Locate all lines in the data below that hold "this" and show them.

----------------------------------------

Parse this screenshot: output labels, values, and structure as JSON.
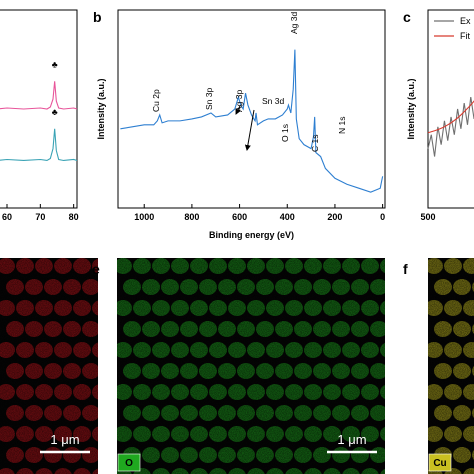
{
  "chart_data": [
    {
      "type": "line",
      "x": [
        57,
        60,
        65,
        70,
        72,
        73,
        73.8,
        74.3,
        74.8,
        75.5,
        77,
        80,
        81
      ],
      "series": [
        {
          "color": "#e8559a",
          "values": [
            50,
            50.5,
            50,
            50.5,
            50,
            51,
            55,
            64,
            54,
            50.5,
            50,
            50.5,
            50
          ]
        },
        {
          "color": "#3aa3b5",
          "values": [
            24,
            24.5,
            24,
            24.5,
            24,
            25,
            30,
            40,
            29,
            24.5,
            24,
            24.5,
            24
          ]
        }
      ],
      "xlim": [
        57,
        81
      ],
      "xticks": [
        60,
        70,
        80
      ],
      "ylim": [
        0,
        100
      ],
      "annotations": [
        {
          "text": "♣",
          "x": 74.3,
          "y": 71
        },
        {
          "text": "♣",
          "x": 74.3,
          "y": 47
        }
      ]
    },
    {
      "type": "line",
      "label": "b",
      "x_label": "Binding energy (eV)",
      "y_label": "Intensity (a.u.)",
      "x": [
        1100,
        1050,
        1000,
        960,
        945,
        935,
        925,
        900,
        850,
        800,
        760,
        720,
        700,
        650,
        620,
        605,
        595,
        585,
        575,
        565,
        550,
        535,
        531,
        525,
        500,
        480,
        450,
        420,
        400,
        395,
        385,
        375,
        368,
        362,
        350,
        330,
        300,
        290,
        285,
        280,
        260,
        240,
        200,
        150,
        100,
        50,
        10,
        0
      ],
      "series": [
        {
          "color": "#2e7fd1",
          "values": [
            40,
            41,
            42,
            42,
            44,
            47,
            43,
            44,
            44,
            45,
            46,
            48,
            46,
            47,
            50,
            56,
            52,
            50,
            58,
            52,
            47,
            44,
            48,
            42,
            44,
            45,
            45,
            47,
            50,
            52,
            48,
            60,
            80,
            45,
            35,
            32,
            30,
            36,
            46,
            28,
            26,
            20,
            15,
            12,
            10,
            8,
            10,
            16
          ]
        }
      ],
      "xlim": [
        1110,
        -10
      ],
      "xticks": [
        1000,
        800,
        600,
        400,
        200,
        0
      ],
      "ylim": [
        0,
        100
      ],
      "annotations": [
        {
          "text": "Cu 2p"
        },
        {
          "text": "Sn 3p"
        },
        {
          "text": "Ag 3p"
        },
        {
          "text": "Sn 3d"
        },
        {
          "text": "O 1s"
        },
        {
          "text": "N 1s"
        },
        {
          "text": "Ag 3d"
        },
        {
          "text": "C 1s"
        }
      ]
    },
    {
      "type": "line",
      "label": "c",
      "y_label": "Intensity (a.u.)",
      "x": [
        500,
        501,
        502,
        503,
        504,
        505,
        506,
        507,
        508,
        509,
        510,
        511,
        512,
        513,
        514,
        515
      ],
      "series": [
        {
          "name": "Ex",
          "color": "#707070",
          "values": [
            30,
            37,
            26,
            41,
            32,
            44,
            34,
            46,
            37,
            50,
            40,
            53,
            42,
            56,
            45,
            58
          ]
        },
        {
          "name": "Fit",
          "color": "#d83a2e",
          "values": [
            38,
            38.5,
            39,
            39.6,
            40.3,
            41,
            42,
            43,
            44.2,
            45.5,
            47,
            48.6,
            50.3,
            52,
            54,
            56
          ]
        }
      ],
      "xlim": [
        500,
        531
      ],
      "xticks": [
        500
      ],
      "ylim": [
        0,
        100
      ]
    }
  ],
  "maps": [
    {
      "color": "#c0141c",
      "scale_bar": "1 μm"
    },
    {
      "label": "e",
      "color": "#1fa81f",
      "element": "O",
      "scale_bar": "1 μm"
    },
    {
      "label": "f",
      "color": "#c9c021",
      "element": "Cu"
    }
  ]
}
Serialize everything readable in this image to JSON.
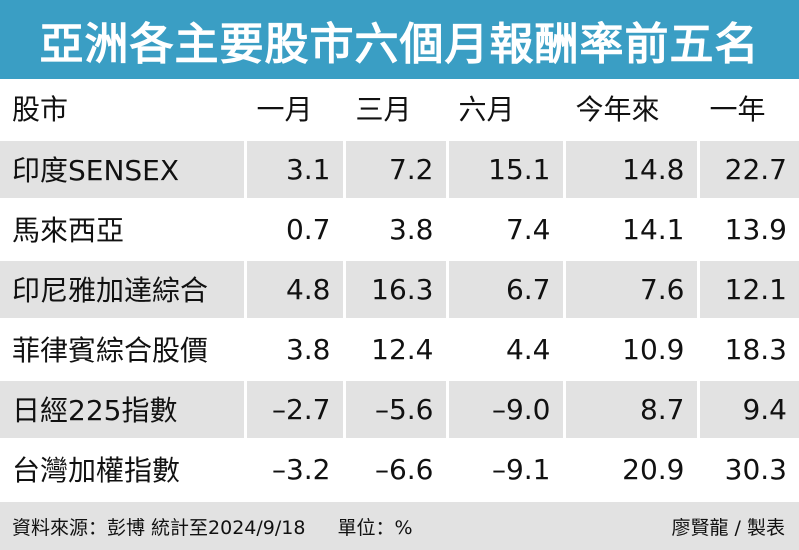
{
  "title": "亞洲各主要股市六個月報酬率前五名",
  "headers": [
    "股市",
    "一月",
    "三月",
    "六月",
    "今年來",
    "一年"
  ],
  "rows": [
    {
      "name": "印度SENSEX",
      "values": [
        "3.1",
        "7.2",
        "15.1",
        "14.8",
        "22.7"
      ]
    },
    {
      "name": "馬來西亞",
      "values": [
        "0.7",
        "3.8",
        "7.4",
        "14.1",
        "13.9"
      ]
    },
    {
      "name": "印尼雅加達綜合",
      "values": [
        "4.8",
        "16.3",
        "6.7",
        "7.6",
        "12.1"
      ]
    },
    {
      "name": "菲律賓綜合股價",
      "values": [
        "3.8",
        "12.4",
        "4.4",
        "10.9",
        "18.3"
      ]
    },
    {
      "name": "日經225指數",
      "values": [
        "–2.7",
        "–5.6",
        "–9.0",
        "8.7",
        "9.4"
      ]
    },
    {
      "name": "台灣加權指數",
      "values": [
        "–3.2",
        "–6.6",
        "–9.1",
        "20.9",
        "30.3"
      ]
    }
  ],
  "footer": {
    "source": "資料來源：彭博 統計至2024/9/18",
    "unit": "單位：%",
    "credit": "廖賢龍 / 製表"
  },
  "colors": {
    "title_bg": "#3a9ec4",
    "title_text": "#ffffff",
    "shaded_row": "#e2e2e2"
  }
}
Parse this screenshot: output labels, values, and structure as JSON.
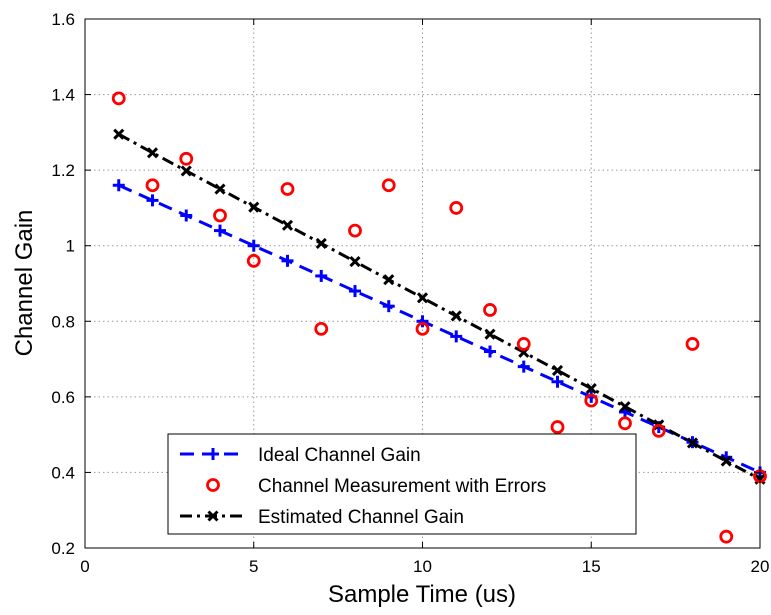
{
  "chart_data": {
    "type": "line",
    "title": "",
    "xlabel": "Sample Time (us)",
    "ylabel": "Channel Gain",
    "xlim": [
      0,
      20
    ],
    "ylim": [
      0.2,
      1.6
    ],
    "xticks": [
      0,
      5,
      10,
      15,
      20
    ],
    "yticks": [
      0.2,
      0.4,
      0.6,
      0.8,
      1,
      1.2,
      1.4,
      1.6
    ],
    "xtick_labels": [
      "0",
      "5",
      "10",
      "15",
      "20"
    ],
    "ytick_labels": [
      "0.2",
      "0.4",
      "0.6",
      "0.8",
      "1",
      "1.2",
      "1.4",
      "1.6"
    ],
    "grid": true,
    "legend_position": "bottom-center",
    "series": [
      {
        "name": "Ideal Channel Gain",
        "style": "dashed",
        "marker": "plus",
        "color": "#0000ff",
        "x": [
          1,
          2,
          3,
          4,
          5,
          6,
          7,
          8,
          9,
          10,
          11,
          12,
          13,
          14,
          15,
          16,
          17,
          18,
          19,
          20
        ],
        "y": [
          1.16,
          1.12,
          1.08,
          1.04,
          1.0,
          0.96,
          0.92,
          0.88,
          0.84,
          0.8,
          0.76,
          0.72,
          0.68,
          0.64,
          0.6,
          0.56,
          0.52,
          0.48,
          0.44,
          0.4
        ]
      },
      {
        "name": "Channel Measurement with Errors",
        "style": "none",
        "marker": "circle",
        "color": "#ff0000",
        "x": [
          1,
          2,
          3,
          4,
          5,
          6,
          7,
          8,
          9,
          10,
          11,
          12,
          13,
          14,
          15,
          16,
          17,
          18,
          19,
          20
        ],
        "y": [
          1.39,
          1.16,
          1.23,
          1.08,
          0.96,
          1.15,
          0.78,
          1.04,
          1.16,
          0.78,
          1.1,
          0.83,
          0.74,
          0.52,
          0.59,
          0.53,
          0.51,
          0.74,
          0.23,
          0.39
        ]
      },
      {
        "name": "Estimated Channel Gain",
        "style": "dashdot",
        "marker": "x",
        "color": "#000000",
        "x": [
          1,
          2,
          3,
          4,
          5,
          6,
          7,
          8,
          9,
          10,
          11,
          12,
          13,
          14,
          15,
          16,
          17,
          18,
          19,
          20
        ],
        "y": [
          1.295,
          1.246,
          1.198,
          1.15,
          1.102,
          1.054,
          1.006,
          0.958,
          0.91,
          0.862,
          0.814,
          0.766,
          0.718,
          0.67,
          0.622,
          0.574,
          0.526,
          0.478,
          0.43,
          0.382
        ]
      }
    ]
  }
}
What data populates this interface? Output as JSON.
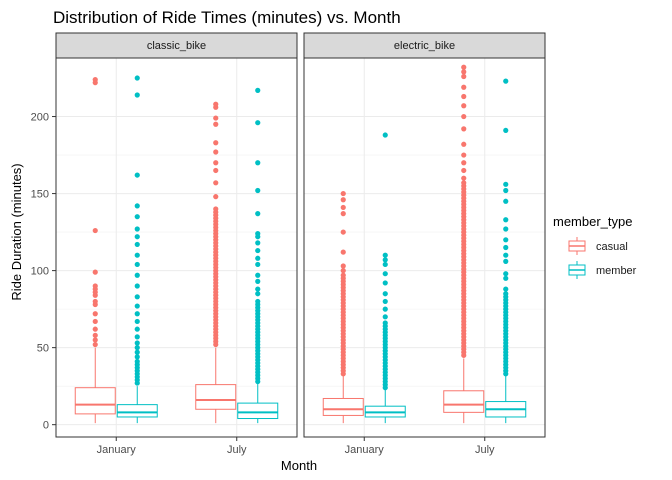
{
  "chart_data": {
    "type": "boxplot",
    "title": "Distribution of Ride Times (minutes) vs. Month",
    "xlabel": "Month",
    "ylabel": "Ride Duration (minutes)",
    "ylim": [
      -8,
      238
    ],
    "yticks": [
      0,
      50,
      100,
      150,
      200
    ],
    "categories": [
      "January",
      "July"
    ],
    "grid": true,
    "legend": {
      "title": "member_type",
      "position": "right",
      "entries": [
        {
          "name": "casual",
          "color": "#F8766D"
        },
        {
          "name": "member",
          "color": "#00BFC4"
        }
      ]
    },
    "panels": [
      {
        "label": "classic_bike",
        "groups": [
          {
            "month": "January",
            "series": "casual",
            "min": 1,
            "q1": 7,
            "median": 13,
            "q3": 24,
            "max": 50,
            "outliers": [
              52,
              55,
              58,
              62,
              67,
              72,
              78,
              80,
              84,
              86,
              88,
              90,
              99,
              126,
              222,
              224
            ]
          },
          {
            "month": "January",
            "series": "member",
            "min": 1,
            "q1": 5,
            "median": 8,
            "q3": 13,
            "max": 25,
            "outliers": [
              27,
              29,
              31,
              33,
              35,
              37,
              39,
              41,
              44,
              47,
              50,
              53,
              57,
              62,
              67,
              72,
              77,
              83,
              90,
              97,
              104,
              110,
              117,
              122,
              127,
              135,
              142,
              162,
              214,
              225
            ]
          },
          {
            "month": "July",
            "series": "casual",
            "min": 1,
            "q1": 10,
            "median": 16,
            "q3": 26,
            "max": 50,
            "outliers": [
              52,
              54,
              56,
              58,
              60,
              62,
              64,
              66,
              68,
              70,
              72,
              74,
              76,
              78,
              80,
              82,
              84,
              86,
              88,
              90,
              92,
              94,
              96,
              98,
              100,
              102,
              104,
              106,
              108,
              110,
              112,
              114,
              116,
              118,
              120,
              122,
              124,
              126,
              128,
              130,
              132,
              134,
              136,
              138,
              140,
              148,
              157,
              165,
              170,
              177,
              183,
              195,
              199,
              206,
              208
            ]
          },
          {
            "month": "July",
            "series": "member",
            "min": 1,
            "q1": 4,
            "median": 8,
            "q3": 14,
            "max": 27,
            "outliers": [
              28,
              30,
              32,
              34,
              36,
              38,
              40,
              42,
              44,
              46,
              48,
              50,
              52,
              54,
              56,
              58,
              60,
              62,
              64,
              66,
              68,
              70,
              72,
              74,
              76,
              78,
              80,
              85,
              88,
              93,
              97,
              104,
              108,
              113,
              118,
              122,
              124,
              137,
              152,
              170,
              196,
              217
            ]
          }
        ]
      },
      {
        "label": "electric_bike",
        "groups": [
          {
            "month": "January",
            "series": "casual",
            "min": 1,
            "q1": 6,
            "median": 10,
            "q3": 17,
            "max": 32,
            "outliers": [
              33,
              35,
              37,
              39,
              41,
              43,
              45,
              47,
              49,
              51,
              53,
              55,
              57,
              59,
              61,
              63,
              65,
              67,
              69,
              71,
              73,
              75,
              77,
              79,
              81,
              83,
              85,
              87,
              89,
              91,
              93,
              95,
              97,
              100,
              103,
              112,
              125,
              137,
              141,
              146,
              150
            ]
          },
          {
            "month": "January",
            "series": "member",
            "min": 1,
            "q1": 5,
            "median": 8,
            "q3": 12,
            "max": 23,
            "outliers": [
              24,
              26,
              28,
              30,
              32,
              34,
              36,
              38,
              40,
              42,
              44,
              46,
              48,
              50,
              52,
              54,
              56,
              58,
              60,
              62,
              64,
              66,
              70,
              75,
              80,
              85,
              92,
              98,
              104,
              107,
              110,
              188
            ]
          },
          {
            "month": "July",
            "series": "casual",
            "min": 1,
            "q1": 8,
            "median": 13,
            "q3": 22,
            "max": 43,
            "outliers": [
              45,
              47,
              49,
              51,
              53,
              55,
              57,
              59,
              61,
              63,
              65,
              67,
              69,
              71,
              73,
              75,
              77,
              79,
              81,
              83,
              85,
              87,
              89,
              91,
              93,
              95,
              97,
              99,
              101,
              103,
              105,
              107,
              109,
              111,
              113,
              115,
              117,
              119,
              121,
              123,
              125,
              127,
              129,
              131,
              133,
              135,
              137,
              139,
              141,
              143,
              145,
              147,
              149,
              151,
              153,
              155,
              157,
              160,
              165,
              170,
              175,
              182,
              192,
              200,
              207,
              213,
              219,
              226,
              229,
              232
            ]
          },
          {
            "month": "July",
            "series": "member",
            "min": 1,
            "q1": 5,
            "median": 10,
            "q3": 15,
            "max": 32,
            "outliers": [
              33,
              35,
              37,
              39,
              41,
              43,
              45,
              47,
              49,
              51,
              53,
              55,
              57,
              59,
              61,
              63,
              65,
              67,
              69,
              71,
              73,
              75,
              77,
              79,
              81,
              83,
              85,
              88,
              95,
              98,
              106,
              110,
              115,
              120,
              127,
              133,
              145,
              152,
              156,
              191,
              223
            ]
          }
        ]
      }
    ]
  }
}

----------------------------------------

#### WRITTEN SOLUTION:
Parse this screenshot: output labels, values, and structure as JSON.
Serialize everything readable in this image to JSON.
Parse this screenshot: output labels, values, and structure as JSON.
What data populates this interface? Output as JSON.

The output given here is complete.